EXERCISE TASK: Extract every line of the material below and reproduce it faithfully.

RECORDS PROVIDED:
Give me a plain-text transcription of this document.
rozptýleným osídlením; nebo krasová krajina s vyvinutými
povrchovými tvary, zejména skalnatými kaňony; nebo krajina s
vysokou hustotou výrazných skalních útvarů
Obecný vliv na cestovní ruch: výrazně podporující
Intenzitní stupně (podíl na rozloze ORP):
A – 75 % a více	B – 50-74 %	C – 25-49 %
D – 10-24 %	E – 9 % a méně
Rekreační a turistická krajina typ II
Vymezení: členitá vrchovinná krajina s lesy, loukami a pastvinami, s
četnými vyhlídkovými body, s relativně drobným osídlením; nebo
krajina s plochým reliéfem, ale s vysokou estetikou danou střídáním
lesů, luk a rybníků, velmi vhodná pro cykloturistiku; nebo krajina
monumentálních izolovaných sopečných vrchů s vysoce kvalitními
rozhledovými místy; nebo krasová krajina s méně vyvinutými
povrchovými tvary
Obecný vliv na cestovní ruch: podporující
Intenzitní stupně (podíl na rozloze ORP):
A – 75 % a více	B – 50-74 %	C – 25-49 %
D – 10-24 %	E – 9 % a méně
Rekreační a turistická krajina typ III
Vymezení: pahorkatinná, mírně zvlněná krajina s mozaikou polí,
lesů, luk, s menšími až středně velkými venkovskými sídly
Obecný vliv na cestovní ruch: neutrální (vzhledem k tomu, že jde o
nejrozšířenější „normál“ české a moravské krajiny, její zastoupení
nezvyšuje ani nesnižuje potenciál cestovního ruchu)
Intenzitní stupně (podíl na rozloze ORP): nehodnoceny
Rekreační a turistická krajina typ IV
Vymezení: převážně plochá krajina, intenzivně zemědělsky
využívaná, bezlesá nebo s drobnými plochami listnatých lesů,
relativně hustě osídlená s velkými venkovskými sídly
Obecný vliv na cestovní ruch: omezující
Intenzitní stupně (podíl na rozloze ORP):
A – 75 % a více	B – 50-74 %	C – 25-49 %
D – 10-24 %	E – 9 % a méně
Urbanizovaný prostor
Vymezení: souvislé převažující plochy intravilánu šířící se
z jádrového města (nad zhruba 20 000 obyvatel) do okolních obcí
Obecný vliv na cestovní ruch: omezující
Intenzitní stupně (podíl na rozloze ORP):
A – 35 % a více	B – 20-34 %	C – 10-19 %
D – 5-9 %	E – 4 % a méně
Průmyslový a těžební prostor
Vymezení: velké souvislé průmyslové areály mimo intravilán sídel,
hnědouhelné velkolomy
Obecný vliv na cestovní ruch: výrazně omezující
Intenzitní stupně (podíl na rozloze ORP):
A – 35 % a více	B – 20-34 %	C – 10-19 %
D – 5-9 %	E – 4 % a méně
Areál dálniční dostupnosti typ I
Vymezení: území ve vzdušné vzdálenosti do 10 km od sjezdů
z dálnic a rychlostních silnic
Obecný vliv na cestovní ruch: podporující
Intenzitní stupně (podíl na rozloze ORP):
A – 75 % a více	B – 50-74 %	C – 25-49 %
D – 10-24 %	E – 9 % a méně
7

EXERCISE RESPONSE:
Give me a plain-text transcription of this document.
rozptýleným osídlením; nebo krasová krajina s vyvinutými
povrchovými tvary, zejména skalnatými kaňony; nebo krajina s
vysokou hustotou výrazných skalních útvarů
Obecný vliv na cestovní ruch: výrazně podporující
Intenzitní stupně (podíl na rozloze ORP):
A – 75 % a více	B – 50-74 %	C – 25-49 %
D – 10-24 %	E – 9 % a méně
Rekreační a turistická krajina typ II
Vymezení: členitá vrchovinná krajina s lesy, loukami a pastvinami, s
četnými vyhlídkovými body, s relativně drobným osídlením; nebo
krajina s plochým reliéfem, ale s vysokou estetikou danou střídáním
lesů, luk a rybníků, velmi vhodná pro cykloturistiku; nebo krajina
monumentálních izolovaných sopečných vrchů s vysoce kvalitními
rozhledovými místy; nebo krasová krajina s méně vyvinutými
povrchovými tvary
Obecný vliv na cestovní ruch: podporující
Intenzitní stupně (podíl na rozloze ORP):
A – 75 % a více	B – 50-74 %	C – 25-49 %
D – 10-24 %	E – 9 % a méně
Rekreační a turistická krajina typ III
Vymezení: pahorkatinná, mírně zvlněná krajina s mozaikou polí,
lesů, luk, s menšími až středně velkými venkovskými sídly
Obecný vliv na cestovní ruch: neutrální (vzhledem k tomu, že jde o
nejrozšířenější „normál“ české a moravské krajiny, její zastoupení
nezvyšuje ani nesnižuje potenciál cestovního ruchu)
Intenzitní stupně (podíl na rozloze ORP): nehodnoceny
Rekreační a turistická krajina typ IV
Vymezení: převážně plochá krajina, intenzivně zemědělsky
využívaná, bezlesá nebo s drobnými plochami listnatých lesů,
relativně hustě osídlená s velkými venkovskými sídly
Obecný vliv na cestovní ruch: omezující
Intenzitní stupně (podíl na rozloze ORP):
A – 75 % a více	B – 50-74 %	C – 25-49 %
D – 10-24 %	E – 9 % a méně
Urbanizovaný prostor
Vymezení: souvislé převažující plochy intravilánu šířící se
z jádrového města (nad zhruba 20 000 obyvatel) do okolních obcí
Obecný vliv na cestovní ruch: omezující
Intenzitní stupně (podíl na rozloze ORP):
A – 35 % a více	B – 20-34 %	C – 10-19 %
D – 5-9 %	E – 4 % a méně
Průmyslový a těžební prostor
Vymezení: velké souvislé průmyslové areály mimo intravilán sídel,
hnědouhelné velkolomy
Obecný vliv na cestovní ruch: výrazně omezující
Intenzitní stupně (podíl na rozloze ORP):
A – 35 % a více	B – 20-34 %	C – 10-19 %
D – 5-9 %	E – 4 % a méně
Areál dálniční dostupnosti typ I
Vymezení: území ve vzdušné vzdálenosti do 10 km od sjezdů
z dálnic a rychlostních silnic
Obecný vliv na cestovní ruch: podporující
Intenzitní stupně (podíl na rozloze ORP):
A – 75 % a více	B – 50-74 %	C – 25-49 %
D – 10-24 %	E – 9 % a méně
7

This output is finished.